• **Short problem**
Look through the material below for "Claims". Copy every line that contains it.

• **Figure contents as structured data**
***

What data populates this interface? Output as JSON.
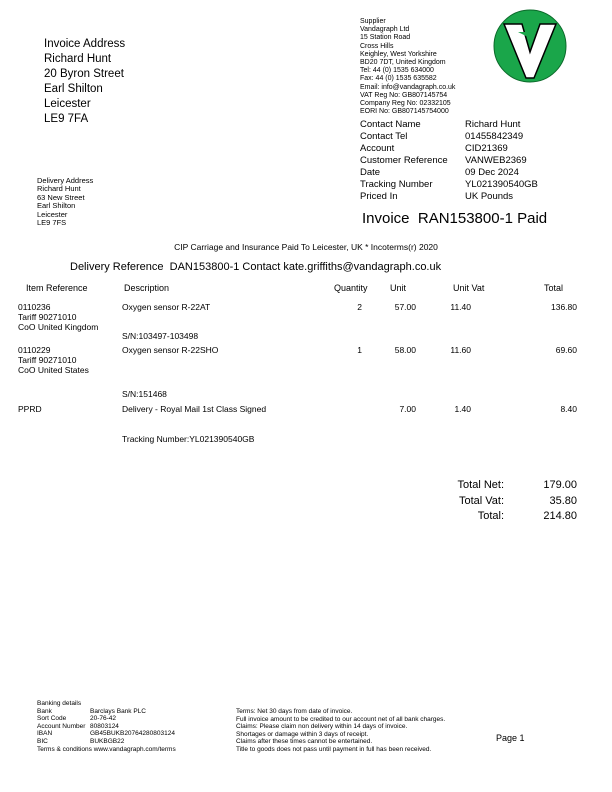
{
  "invoice_address": {
    "lines": [
      "Invoice Address",
      "Richard Hunt",
      "20 Byron Street",
      "Earl Shilton",
      "Leicester",
      "LE9 7FA"
    ]
  },
  "delivery_address": {
    "lines": [
      "Delivery Address",
      "Richard Hunt",
      "63 New Street",
      "Earl Shilton",
      "Leicester",
      "LE9 7FS"
    ]
  },
  "supplier": {
    "lines": [
      "Supplier",
      "Vandagraph Ltd",
      "15 Station Road",
      "Cross Hills",
      "Keighley, West Yorkshire",
      "BD20 7DT, United Kingdom",
      "Tel: 44 (0) 1535 634000",
      "Fax: 44 (0) 1535 635582",
      "Email: info@vandagraph.co.uk",
      "VAT Reg No: GB807145754",
      "Company Reg No: 02332105",
      "EORI No: GB807145754000"
    ]
  },
  "logo": {
    "text": "V",
    "color": "#1aa64a"
  },
  "contact": [
    {
      "label": "Contact Name",
      "value": "Richard Hunt"
    },
    {
      "label": "Contact Tel",
      "value": "01455842349"
    },
    {
      "label": "Account",
      "value": "CID21369"
    },
    {
      "label": "Customer Reference",
      "value": "VANWEB2369"
    },
    {
      "label": "Date",
      "value": "09 Dec 2024"
    },
    {
      "label": "Tracking Number",
      "value": "YL021390540GB"
    },
    {
      "label": "Priced In",
      "value": "UK Pounds"
    }
  ],
  "invoice_title": "Invoice  RAN153800-1 Paid",
  "incoterms": "CIP Carriage and Insurance Paid To Leicester, UK * Incoterms(r) 2020",
  "delivery_reference": "Delivery Reference  DAN153800-1 Contact kate.griffiths@vandagraph.co.uk",
  "table": {
    "headers": [
      "Item Reference",
      "Description",
      "Quantity",
      "Unit",
      "Unit Vat",
      "Total"
    ],
    "rows": [
      {
        "ref": [
          "0110236",
          "Tariff 90271010",
          "CoO United Kingdom"
        ],
        "desc": "Oxygen sensor R-22AT",
        "note": "S/N:103497-103498",
        "qty": "2",
        "unit": "57.00",
        "vat": "11.40",
        "total": "136.80"
      },
      {
        "ref": [
          "0110229",
          "Tariff 90271010",
          "CoO United States"
        ],
        "desc": "Oxygen sensor R-22SHO",
        "note": "S/N:151468",
        "qty": "1",
        "unit": "58.00",
        "vat": "11.60",
        "total": "69.60"
      },
      {
        "ref": [
          "PPRD"
        ],
        "desc": "Delivery - Royal Mail 1st Class Signed",
        "note": "Tracking Number:YL021390540GB",
        "qty": "",
        "unit": "7.00",
        "vat": "1.40",
        "total": "8.40"
      }
    ]
  },
  "totals": [
    {
      "label": "Total Net:",
      "value": "179.00"
    },
    {
      "label": "Total Vat:",
      "value": "35.80"
    },
    {
      "label": "Total:",
      "value": "214.80"
    }
  ],
  "banking": {
    "title": "Banking details",
    "rows": [
      {
        "label": "Bank",
        "value": "Barclays Bank PLC"
      },
      {
        "label": "Sort Code",
        "value": "20-76-42"
      },
      {
        "label": "Account Number",
        "value": "80803124"
      },
      {
        "label": "IBAN",
        "value": "GB45BUKB20764280803124"
      },
      {
        "label": "BIC",
        "value": "BUKBGB22"
      }
    ],
    "terms_link": "Terms & conditions www.vandagraph.com/terms"
  },
  "terms": [
    "Terms: Net 30 days from date of invoice.",
    "Full invoice amount to be credited to our account net of all bank charges.",
    "Claims: Please claim non delivery within 14 days of invoice.",
    "Shortages or damage within 3 days of receipt.",
    "Claims after these times cannot be entertained.",
    "Title to goods does not pass until payment in full has been received."
  ],
  "page_label": "Page 1"
}
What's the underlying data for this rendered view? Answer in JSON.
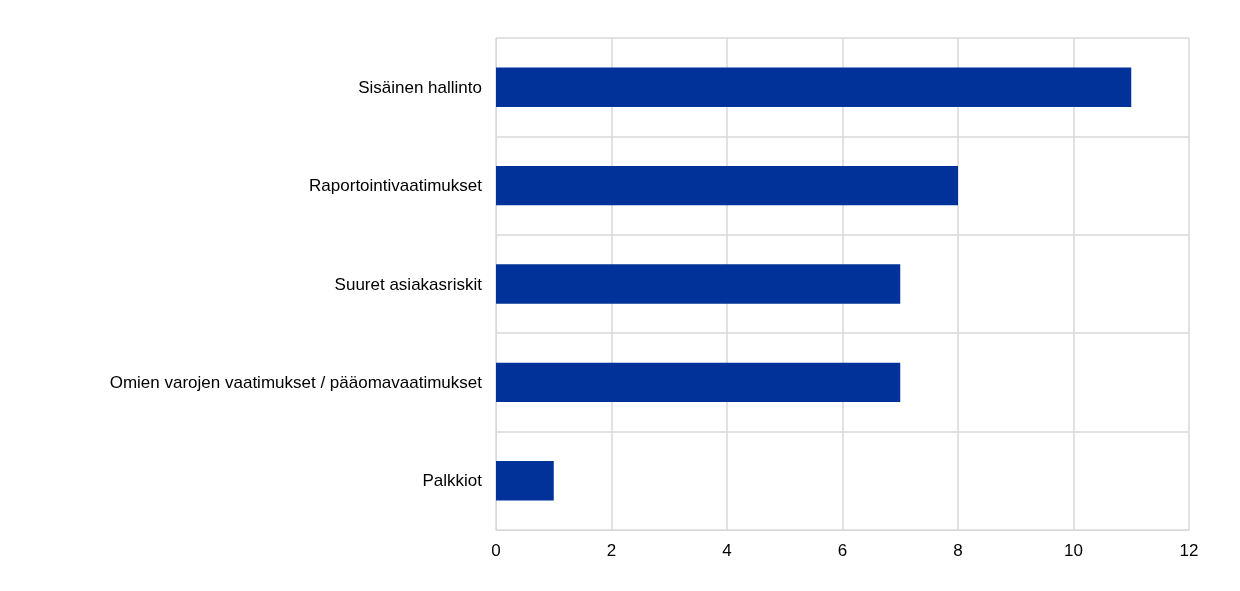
{
  "chart_data": {
    "type": "bar",
    "orientation": "horizontal",
    "categories": [
      "Sisäinen hallinto",
      "Raportointivaatimukset",
      "Suuret asiakasriskit",
      "Omien varojen vaatimukset / pääomavaatimukset",
      "Palkkiot"
    ],
    "values": [
      11,
      8,
      7,
      7,
      1
    ],
    "color": "#003299",
    "xlim": [
      0,
      12
    ],
    "xticks": [
      0,
      2,
      4,
      6,
      8,
      10,
      12
    ],
    "grid": true
  }
}
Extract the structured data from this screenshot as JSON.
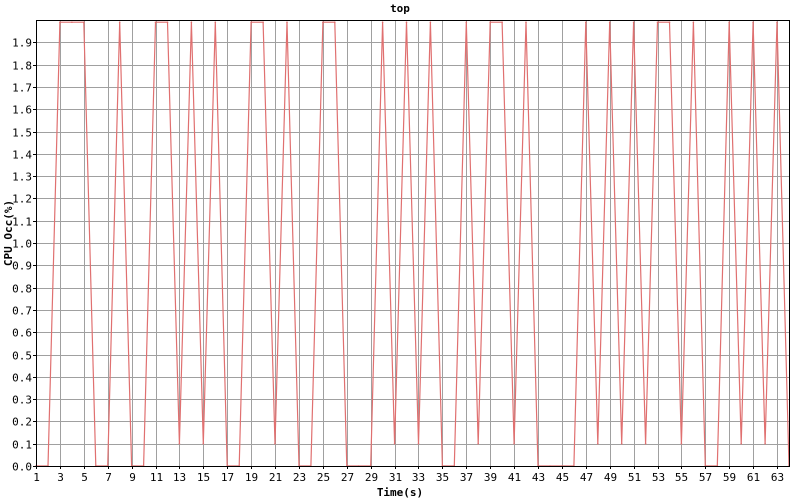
{
  "chart_data": {
    "type": "line",
    "title": "top",
    "xlabel": "Time(s)",
    "ylabel": "CPU Occ(%)",
    "xlim": [
      1,
      64
    ],
    "ylim": [
      0,
      2.0
    ],
    "grid": true,
    "x_ticks": [
      1,
      3,
      5,
      7,
      9,
      11,
      13,
      15,
      17,
      19,
      21,
      23,
      25,
      27,
      29,
      31,
      33,
      35,
      37,
      39,
      41,
      43,
      45,
      47,
      49,
      51,
      53,
      55,
      57,
      59,
      61,
      63
    ],
    "x_tick_labels": [
      "1",
      "3",
      "5",
      "7",
      "9",
      "11",
      "13",
      "15",
      "17",
      "19",
      "21",
      "23",
      "25",
      "27",
      "29",
      "31",
      "33",
      "35",
      "37",
      "39",
      "41",
      "43",
      "45",
      "47",
      "49",
      "51",
      "53",
      "55",
      "57",
      "59",
      "61",
      "63"
    ],
    "y_ticks": [
      0.0,
      0.1,
      0.2,
      0.3,
      0.4,
      0.5,
      0.6,
      0.7,
      0.8,
      0.9,
      1.0,
      1.1,
      1.2,
      1.3,
      1.4,
      1.5,
      1.6,
      1.7,
      1.8,
      1.9
    ],
    "y_tick_labels": [
      "0.0",
      "0.1",
      "0.2",
      "0.3",
      "0.4",
      "0.5",
      "0.6",
      "0.7",
      "0.8",
      "0.9",
      "1.0",
      "1.1",
      "1.2",
      "1.3",
      "1.4",
      "1.5",
      "1.6",
      "1.7",
      "1.8",
      "1.9"
    ],
    "series": [
      {
        "color": "#e07070",
        "x": [
          1,
          2,
          3,
          4,
          5,
          6,
          7,
          8,
          9,
          10,
          11,
          12,
          13,
          14,
          15,
          16,
          17,
          18,
          19,
          20,
          21,
          22,
          23,
          24,
          25,
          26,
          27,
          28,
          29,
          30,
          31,
          32,
          33,
          34,
          35,
          36,
          37,
          38,
          39,
          40,
          41,
          42,
          43,
          44,
          45,
          46,
          47,
          48,
          49,
          50,
          51,
          52,
          53,
          54,
          55,
          56,
          57,
          58,
          59,
          60,
          61,
          62,
          63,
          64
        ],
        "values": [
          0.0,
          0.0,
          1.99,
          1.99,
          1.99,
          0.0,
          0.0,
          1.99,
          0.0,
          0.0,
          1.99,
          1.99,
          0.1,
          1.99,
          0.1,
          1.99,
          0.0,
          0.0,
          1.99,
          1.99,
          0.1,
          1.99,
          0.0,
          0.0,
          1.99,
          1.99,
          0.0,
          0.0,
          0.0,
          1.99,
          0.1,
          1.99,
          0.1,
          1.99,
          0.0,
          0.0,
          1.99,
          0.1,
          1.99,
          1.99,
          0.1,
          1.99,
          0.0,
          0.0,
          0.0,
          0.0,
          1.99,
          0.1,
          1.99,
          0.1,
          1.99,
          0.1,
          1.99,
          1.99,
          0.1,
          1.99,
          0.0,
          0.0,
          1.99,
          0.1,
          1.99,
          0.1,
          1.99,
          0.0
        ]
      }
    ]
  }
}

***

• **Solution for this exercise**
    "Claims: Please claim non delivery within 14 days of invoice.",
    "Claims after these times cannot be entertained.",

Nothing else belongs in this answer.